• [MATERIAL]
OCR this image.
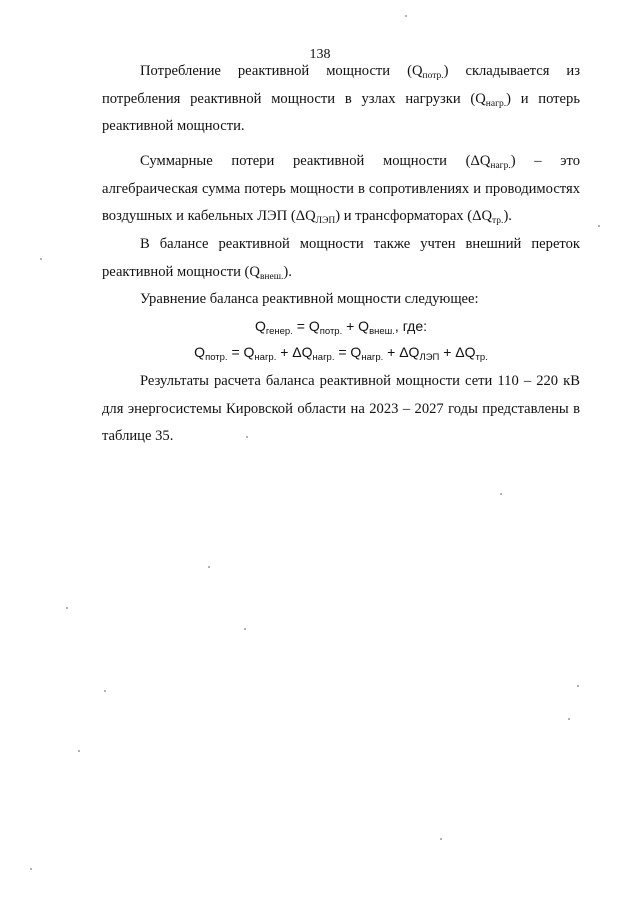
138

Потребление реактивной мощности $(Q_{потр.})$ складывается из потребления реактивной мощности в узлах нагрузки $(Q_{нагр.})$ и потерь реактивной мощности.

Суммарные потери реактивной мощности $(\Delta Q_{нагр.})$ – это алгебраическая сумма потерь мощности в сопротивлениях и проводимостях воздушных и кабельных ЛЭП $(\Delta Q_{ЛЭП})$ и трансформаторах $(\Delta Q_{тр.})$.

В балансе реактивной мощности также учтен внешний переток реактивной мощности $(Q_{внеш.})$.

Уравнение баланса реактивной мощности следующее:

$Q_{генер.} = Q_{потр.} + Q_{внеш.}$, где:
$Q_{потр.} = Q_{нагр.} + \Delta Q_{нагр.} = Q_{нагр.} + \Delta Q_{ЛЭП} + \Delta Q_{тр.}$

Результаты расчета баланса реактивной мощности сети 110 – 220 кВ для энергосистемы Кировской области на 2023 – 2027 годы представлены в таблице 35.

• [PROBLEM]
Pick every line with "внеш" in it and copy it.

• [THE ANSWER]
В балансе реактивной мощности также учтен внешний переток реактивной мощности $(Q_{внеш.})$.
$Q_{генер.} = Q_{потр.} + Q_{внеш.}$, где:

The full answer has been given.